## Supplied text:
○ ○ ○

This class wraps sklearn’s GaussianMixture to work with bounded parameters by transforming them to an unbounded space using a probit (normal CDF/PPF) transformation.
- Parameters:
param_bounds (numpy.ndarray or None) – Parameter bounds for each dimension, shape (n_dims, 2). If None, bounds are inferred from the data during fit.
args – Positional arguments passed to GaussianMixture.
kwargs – Keyword arguments passed to GaussianMixture.
- aic(X)[source]
Compute the Akaike Information Criterion.
- Parameters:
X (numpy.ndarray) – Data points, shape (n_samples, n_features).
- Returns:
AIC score.
- Return type:
float
- bic(X)[source]
Compute the Bayesian Information Criterion.
- Parameters:
X (numpy.ndarray) – Data points, shape (n_samples, n_features).
- Returns:
BIC score.
- Return type:
float
- fit(X, y=None)[source]
Fit the Gaussian Mixture Model.
- Parameters:
X (numpy.ndarray) – Training data, shape (n_samples, n_features).
y – Ignored (for sklearn compatibility).
- Returns:
self
- fit_predict(X, y=None)[source]
Fit and predict cluster labels.
- Parameters:
X (numpy.ndarray) – Training data, shape (n_samples, n_features).
y – Ignored (for sklearn compatibility).
- Returns:
Component labels for each sample.
- Return type:
numpy.ndarray
- get_params(deep=True)[source]
Get parameters of the underlying GaussianMixture.
- Parameters:
deep (bool) – If True, return parameters for sub-objects.
- Returns:
Parameter names mapped to their values.
- Return type:
dict
- predict_proba(X)[source]
Predict posterior probability of each component given the data.
- Parameters:
X (numpy.ndarray) – Data points, shape (n_samples, n_features).
- Returns:
Posterior probabilities, shape (n_samples, n_components).

○ ○ ○

## Record extracts:

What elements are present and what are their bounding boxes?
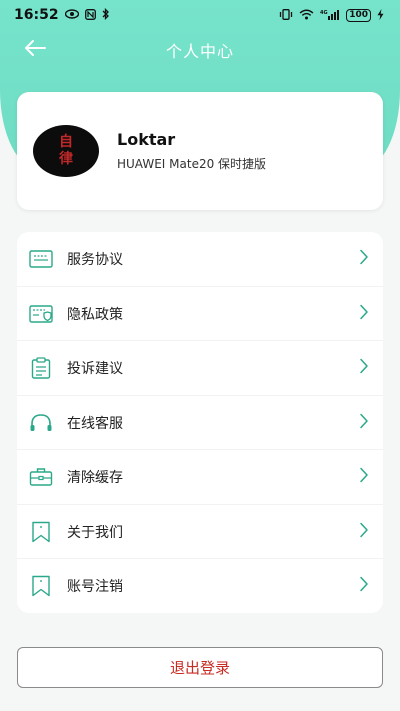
menu-item-label: 在线客服 [67, 415, 123, 432]
profile-name: Loktar [117, 130, 176, 149]
eye-icon [64, 9, 79, 21]
signal-4g-icon: 4G [320, 9, 340, 22]
menu-item-delete-account[interactable]: 账号注销 [17, 559, 383, 614]
menu-item-clear-cache[interactable]: 清除缓存 [17, 450, 383, 505]
nfc-icon [84, 8, 96, 22]
menu-item-label: 服务协议 [67, 252, 123, 269]
menu-item-online-service[interactable]: 在线客服 [17, 396, 383, 451]
chevron-right-icon [359, 304, 369, 324]
menu-item-privacy-policy[interactable]: 隐私政策 [17, 287, 383, 342]
chevron-right-icon [359, 522, 369, 542]
nav-bar: 个人中心 [0, 30, 400, 70]
menu-item-label: 关于我们 [67, 524, 123, 541]
profile-info: Loktar HUAWEI Mate20 保时捷版 [117, 130, 266, 172]
wifi-icon [299, 9, 314, 22]
menu-item-service-agreement[interactable]: 服务协议 [17, 232, 383, 287]
profile-device: HUAWEI Mate20 保时捷版 [117, 157, 267, 171]
logout-button[interactable]: 退出登录 [17, 647, 383, 688]
briefcase-icon [29, 466, 53, 488]
headset-icon [29, 412, 53, 434]
menu-item-label: 账号注销 [67, 579, 123, 596]
clipboard-icon [29, 357, 53, 379]
agreement-icon [29, 248, 53, 270]
privacy-icon [29, 303, 53, 325]
status-left: 16:52 [14, 7, 110, 23]
battery-icon: 100 [346, 8, 371, 22]
back-button[interactable] [20, 36, 50, 64]
avatar[interactable]: 自 律 [33, 125, 99, 177]
chevron-right-icon [359, 467, 369, 487]
bluetooth-icon [102, 7, 110, 22]
profile-card[interactable]: 自 律 Loktar HUAWEI Mate20 保时捷版 [17, 92, 383, 210]
bookmark-icon [29, 575, 53, 597]
chevron-right-icon [359, 358, 369, 378]
status-bar: 16:52 4G 100 [0, 0, 400, 30]
status-time: 16:52 [14, 7, 59, 23]
avatar-char-1: 自 [59, 134, 73, 150]
menu-item-label: 清除缓存 [67, 470, 123, 487]
chevron-right-icon [359, 413, 369, 433]
svg-text:4G: 4G [320, 10, 328, 16]
avatar-char-2: 律 [59, 151, 73, 167]
menu-item-about-us[interactable]: 关于我们 [17, 505, 383, 560]
page-title: 个人中心 [165, 42, 234, 61]
status-right: 4G 100 [279, 8, 384, 22]
bookmark-icon [29, 521, 53, 543]
menu-card: 服务协议 隐私政策 投诉建议 在线客服 清除缓存 关于我们 账号注销 [17, 232, 383, 613]
menu-item-label: 隐私政策 [67, 306, 123, 323]
arrow-left-icon [23, 39, 47, 61]
chevron-right-icon [359, 576, 369, 596]
vibrate-icon [279, 8, 293, 22]
menu-item-feedback[interactable]: 投诉建议 [17, 341, 383, 396]
chevron-right-icon [359, 249, 369, 269]
menu-item-label: 投诉建议 [67, 361, 123, 378]
charging-icon [377, 8, 384, 22]
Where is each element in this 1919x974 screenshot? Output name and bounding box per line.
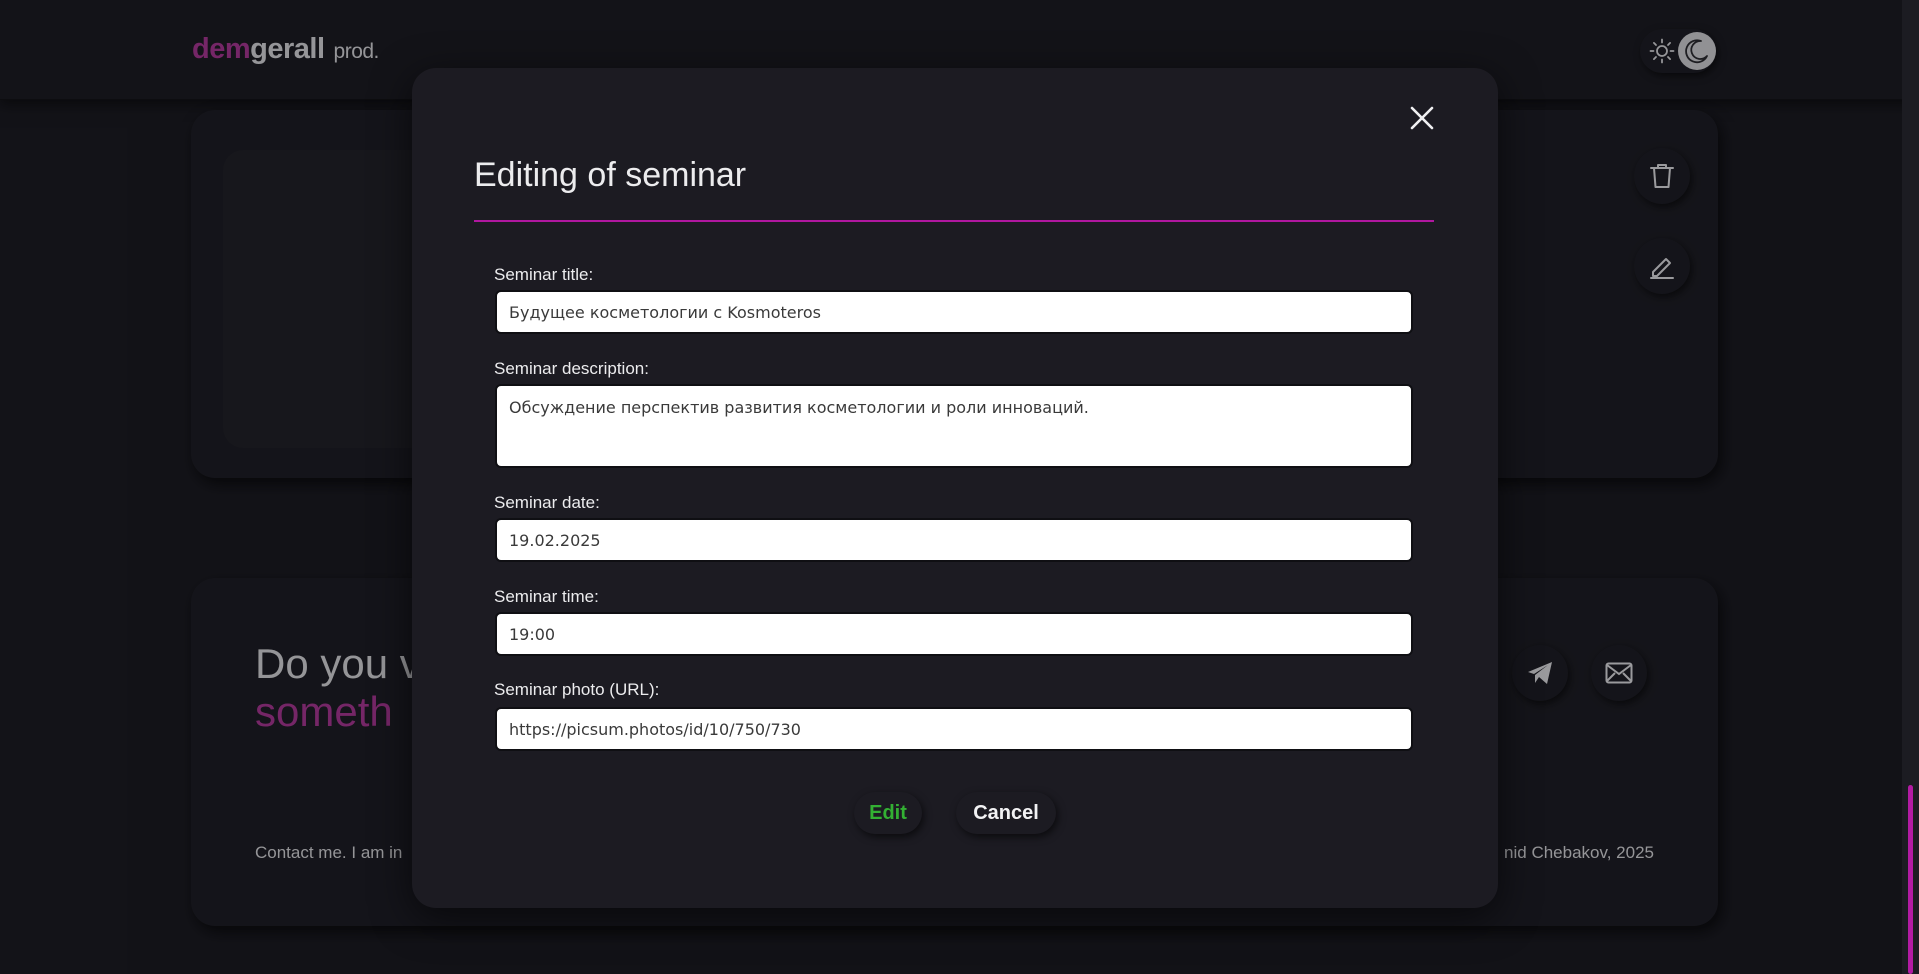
seminar-title-label: Seminar title: bbox=[494, 265, 594, 284]
seminar-description-label: Seminar description: bbox=[494, 359, 649, 378]
page-scrollbar[interactable] bbox=[1902, 0, 1919, 974]
seminar-time-label: Seminar time: bbox=[494, 587, 599, 606]
edit-button[interactable]: Edit bbox=[854, 792, 922, 834]
seminar-date-label: Seminar date: bbox=[494, 493, 600, 512]
title-divider bbox=[474, 220, 1434, 222]
modal-title: Editing of seminar bbox=[474, 156, 747, 194]
seminar-title-input[interactable]: Будущее косметологии с Kosmoteros bbox=[495, 290, 1413, 334]
page: dem gerall prod. Do you v someth Contact… bbox=[0, 0, 1919, 974]
seminar-photo-label: Seminar photo (URL): bbox=[494, 680, 660, 699]
close-icon bbox=[1410, 106, 1434, 130]
edit-seminar-modal: Editing of seminar Seminar title: Будуще… bbox=[412, 68, 1498, 908]
cancel-button[interactable]: Cancel bbox=[956, 792, 1056, 834]
seminar-photo-input[interactable]: https://picsum.photos/id/10/750/730 bbox=[495, 707, 1413, 751]
close-button[interactable] bbox=[1402, 98, 1442, 138]
seminar-date-input[interactable]: 19.02.2025 bbox=[495, 518, 1413, 562]
scrollbar-thumb[interactable] bbox=[1908, 785, 1913, 974]
seminar-time-input[interactable]: 19:00 bbox=[495, 612, 1413, 656]
seminar-description-textarea[interactable]: Обсуждение перспектив развития косметоло… bbox=[495, 384, 1413, 468]
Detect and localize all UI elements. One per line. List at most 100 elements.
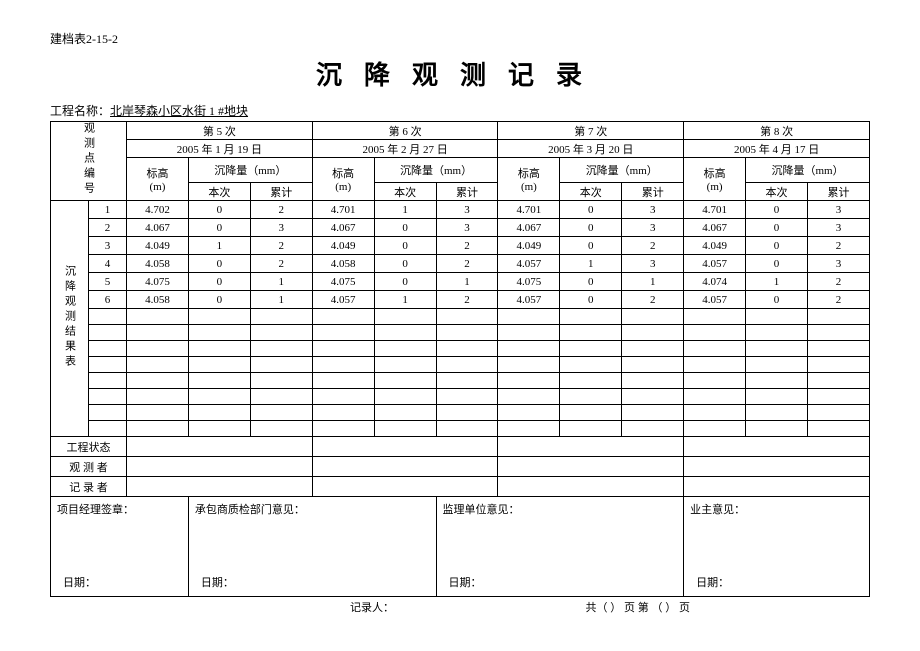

○ ○ ○

## Work to do:
A - List the name of every method documented in the wrapper documentation.
B - In two sentences, summarize the wrapper documentation.
The data play no part here and can be left aside.

## Answer set:
A - aic, bic, fit, fit_predict, get_params, predict_proba

B - The class wraps sklearn's GaussianMixture so it can handle bounded parameters, which it maps to an unbounded space with a probit transformation. Bounds can be given per dimension or inferred from the data during fit, and the class offers methods to compute AIC and BIC scores, fit the model, predict cluster labels, return the underlying model's parameters, and predict the posterior probability of each component.